**DOCUMENT TEXT**
»»
Declaring Entry in the Isle of Man TT Races / 1954
In January 1954, HONDA’s Juno K-Type made its debut. This was the most advanced scooter so far, making the most of many innovations in its mechanism. At that time the scooter industry was dominated by Fuji Heavy Industries with its Rabbit and Shin Mitsubishi Heavy Industries with its Silver Pigeon, which had a major market separate from motorcycles and auxiliary engines for bicycles.
The Juno K-Type turned out to be a failure due to its excessive innovation, but it resulted in research on a new material-plastic-that brought a large pay-off later with the Super Cub."
Into that market, a fully prepared Honda placed its Juno K-Type. This product was packed with new features not seen in the scooters offered by the rival manufacturers it was going up against. It had the world’s first self-starter on a two-wheeled vehicle and a large, all-weather windscreen which was further equipped with turn-signal lights, another first. It was practically the scooter version of an automobile. An especially original feature was its FRP body panels. FRP is a plastic reinforced with polyester and glass fiber, and at that time it was a brand-new material. The first vehicle to use it had been the 1953 Chevrolet Corvette, of which only about three hundred were produced, and mass-production techniques using this material were still under development, even in the United States.
One member of the team in charge of the FRP body panels was Shozo Tsuchida (now Vice President of TS Tech Co., Ltd.), who had just joined the company a year before. Tsuchida, who had majored in chemistry in college, had suddenly been singled out:
"Of course, it was Mr. Honda who decided to use such a new material. He had had his eye on plastics for a long time. And, of course, this was a first in Japan, and the material had to be imported from the U.S. We partly made up the production engineering ourselves in the process of doing it.
"This involved one difficult job after another. When we removed the material from the mold, it was full of pinholes. It was also pitted and bumpy. When we polished it, the glass fibers would shoot out and stick in our skin. When we tried painting it, the pigments used on steel plate were useless. Mr. Honda would say, ‘Of seeing and listening and trying, the most important is trying.’ We experienced the full impact of his practical philosophy, which he had developed by the sweat of his brow in his efforts at improvement."
««
**ITEMS**
»»
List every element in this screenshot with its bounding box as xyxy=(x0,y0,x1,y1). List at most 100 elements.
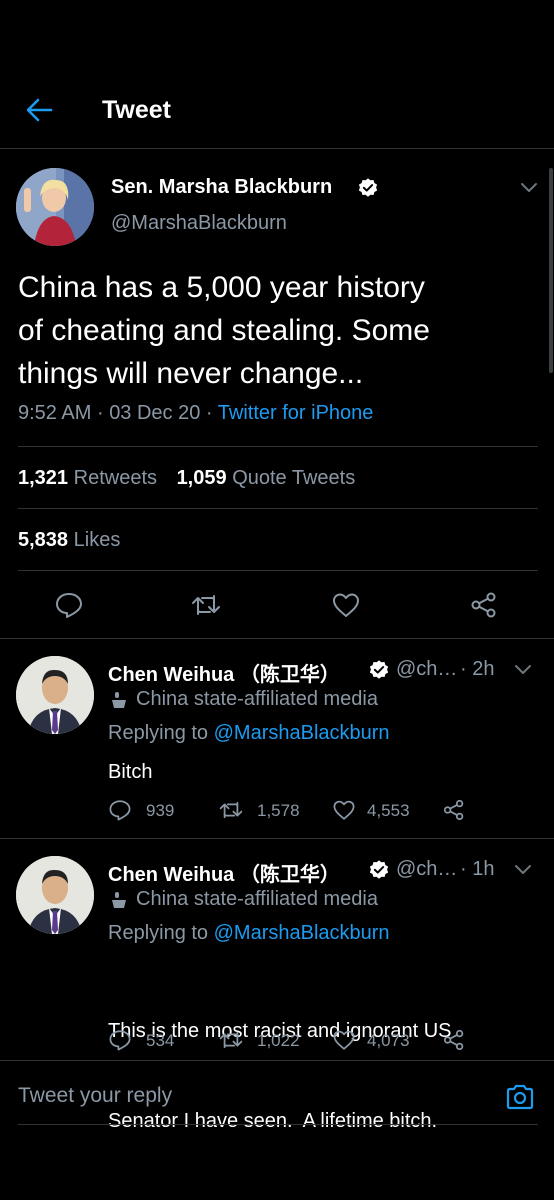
««
»»
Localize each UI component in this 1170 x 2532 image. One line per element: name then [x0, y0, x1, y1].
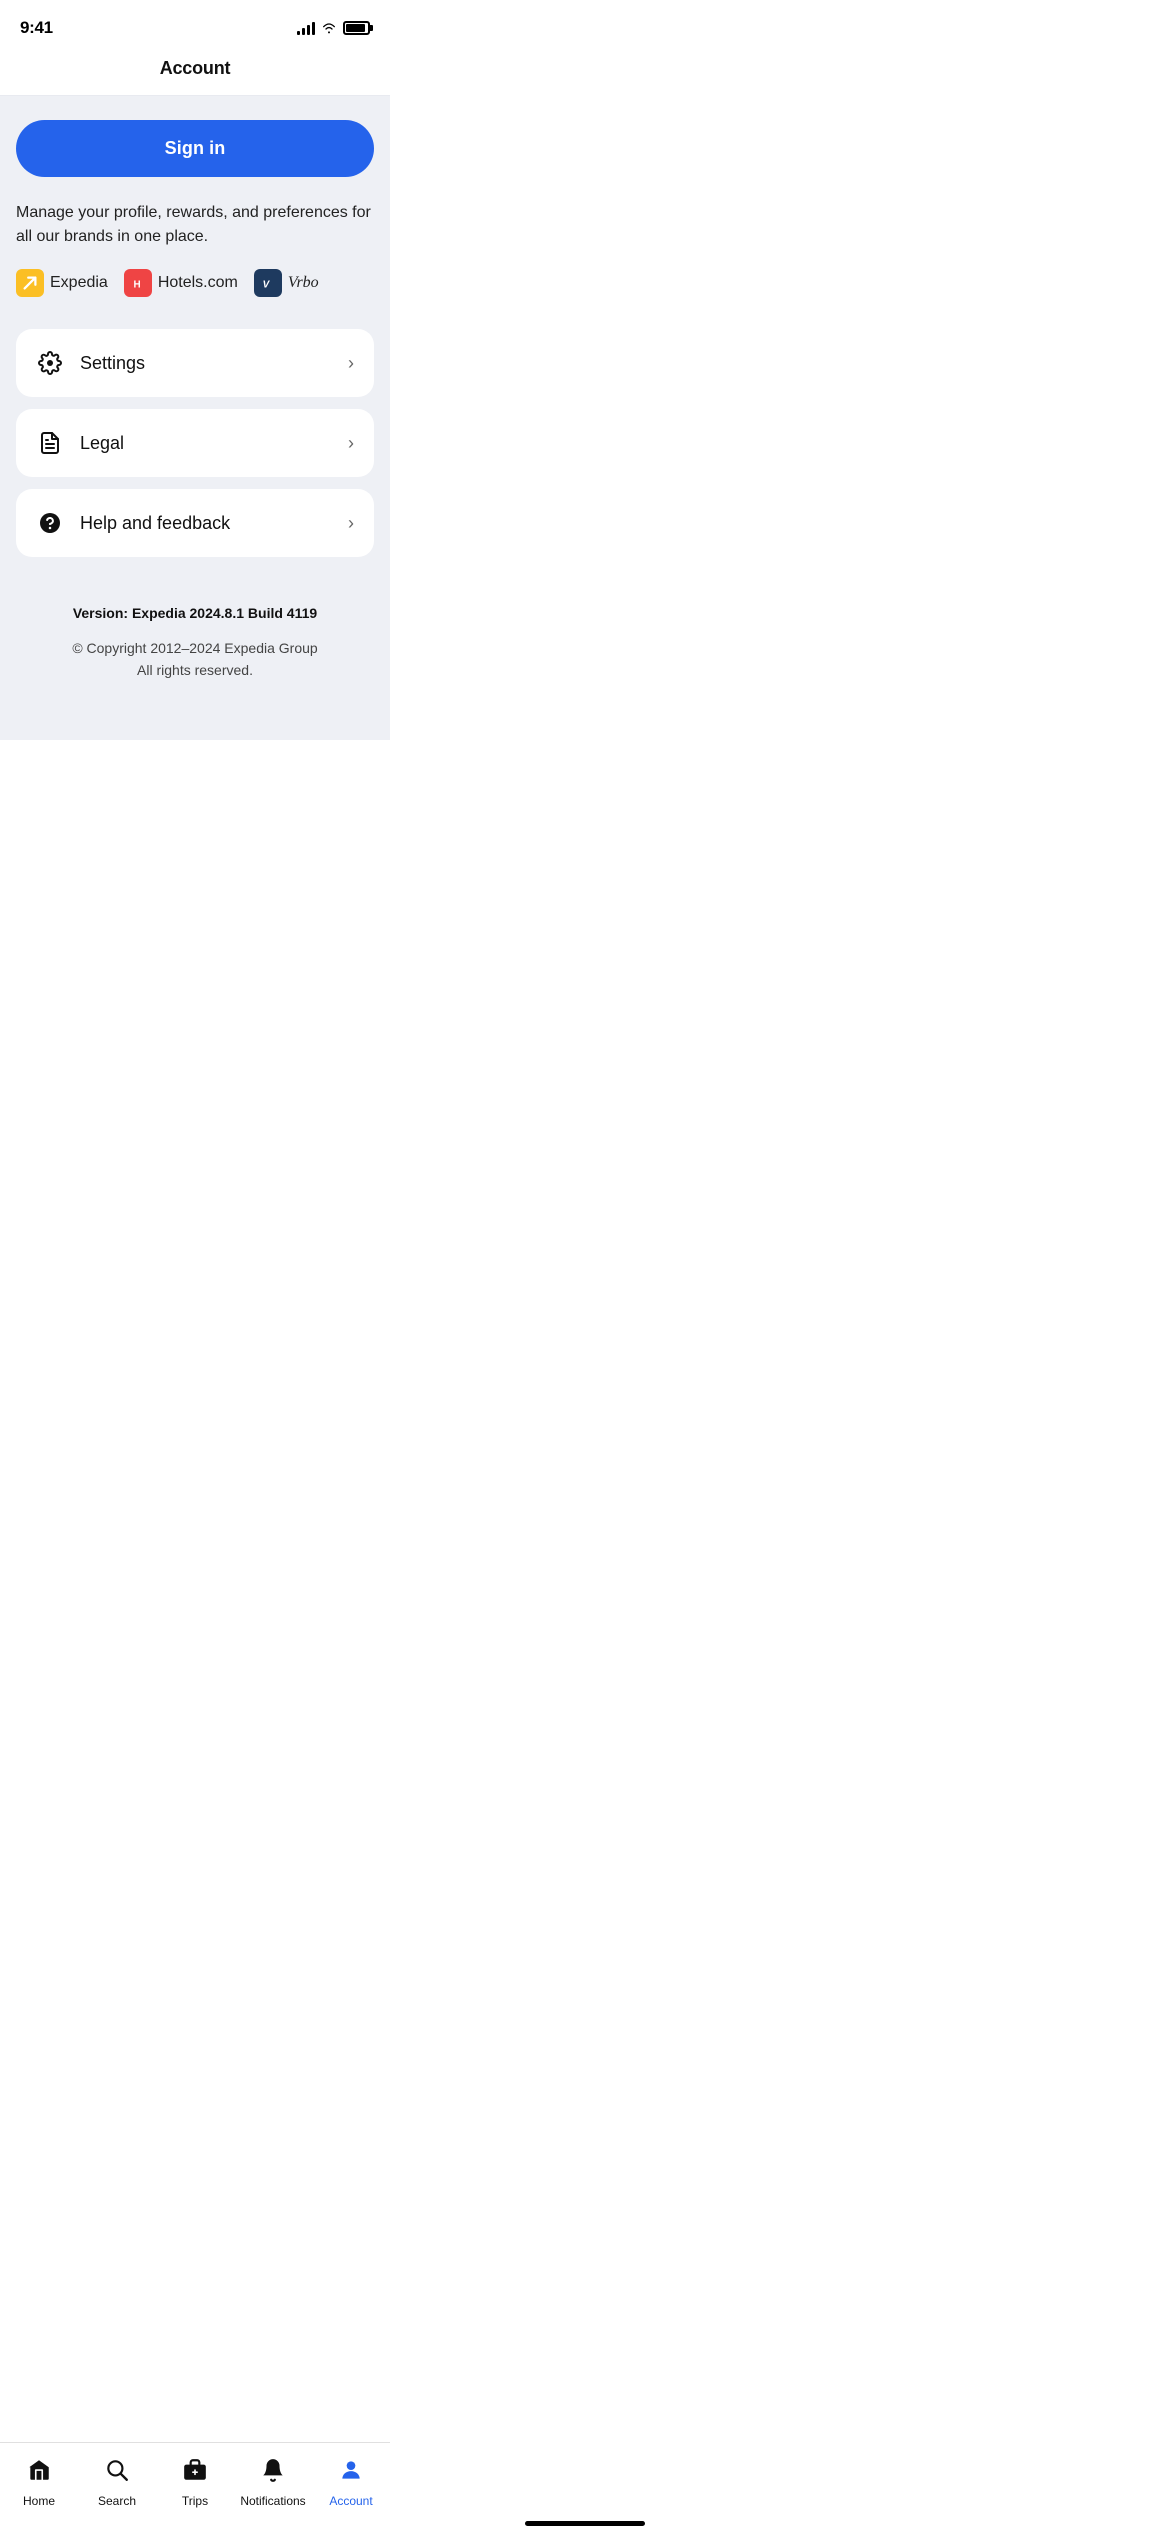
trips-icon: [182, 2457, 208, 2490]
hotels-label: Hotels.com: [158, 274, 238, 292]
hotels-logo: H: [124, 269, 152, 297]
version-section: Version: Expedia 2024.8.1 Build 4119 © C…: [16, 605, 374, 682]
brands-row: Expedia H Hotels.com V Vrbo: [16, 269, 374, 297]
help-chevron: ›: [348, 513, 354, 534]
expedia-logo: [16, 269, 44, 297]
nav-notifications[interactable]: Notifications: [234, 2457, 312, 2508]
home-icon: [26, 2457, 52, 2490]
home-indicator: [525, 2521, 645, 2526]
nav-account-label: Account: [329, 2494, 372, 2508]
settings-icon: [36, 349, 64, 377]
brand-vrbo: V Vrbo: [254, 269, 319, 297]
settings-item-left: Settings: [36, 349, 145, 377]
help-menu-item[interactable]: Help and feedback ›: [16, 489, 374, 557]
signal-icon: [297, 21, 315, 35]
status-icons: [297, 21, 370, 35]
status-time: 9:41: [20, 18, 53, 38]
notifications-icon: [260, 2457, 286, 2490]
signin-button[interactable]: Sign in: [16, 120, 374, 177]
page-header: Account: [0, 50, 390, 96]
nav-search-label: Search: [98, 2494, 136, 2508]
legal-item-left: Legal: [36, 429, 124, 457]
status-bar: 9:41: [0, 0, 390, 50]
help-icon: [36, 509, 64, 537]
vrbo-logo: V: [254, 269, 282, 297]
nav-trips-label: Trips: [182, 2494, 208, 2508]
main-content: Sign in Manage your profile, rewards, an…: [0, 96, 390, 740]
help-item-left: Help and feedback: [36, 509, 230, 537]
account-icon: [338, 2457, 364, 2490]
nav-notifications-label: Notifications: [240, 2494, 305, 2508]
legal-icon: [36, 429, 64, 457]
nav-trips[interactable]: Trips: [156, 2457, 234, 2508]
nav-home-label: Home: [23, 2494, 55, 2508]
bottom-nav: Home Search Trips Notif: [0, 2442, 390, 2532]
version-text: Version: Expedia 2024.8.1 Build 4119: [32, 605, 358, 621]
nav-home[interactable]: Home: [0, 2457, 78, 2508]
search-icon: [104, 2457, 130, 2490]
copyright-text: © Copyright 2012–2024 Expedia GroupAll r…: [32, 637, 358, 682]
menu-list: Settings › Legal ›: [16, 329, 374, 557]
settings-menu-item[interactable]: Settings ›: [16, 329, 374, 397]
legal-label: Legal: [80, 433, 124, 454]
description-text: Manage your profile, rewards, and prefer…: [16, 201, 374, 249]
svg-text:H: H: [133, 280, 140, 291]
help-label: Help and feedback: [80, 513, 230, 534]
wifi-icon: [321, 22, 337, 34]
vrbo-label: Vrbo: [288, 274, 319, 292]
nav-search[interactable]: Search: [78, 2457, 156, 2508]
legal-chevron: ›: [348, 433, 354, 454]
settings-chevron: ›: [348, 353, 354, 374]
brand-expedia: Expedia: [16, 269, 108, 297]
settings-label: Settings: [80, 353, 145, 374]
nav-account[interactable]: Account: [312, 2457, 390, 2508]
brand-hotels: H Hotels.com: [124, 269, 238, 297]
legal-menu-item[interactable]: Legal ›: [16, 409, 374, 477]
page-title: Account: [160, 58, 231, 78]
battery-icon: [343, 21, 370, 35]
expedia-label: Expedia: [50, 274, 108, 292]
««
**REQUIREMENTS**
Using the Honda history text, mark each statement yes or no and quote the exact words that settle it: (a) The Juno K-Type came out in January 1954. (b) The material for the FRP body panels was made in Japan. (c) Shozo Tsuchida had studied physics in college. Work only from the Honda history text, not the records.

**EXERCISE RESULT**
(a) Yes: "In January 1954, HONDA’s Juno K-Type made its debut."
(b) No: "the material had to be imported from the U.S."
(c) No: "who had majored in chemistry in college"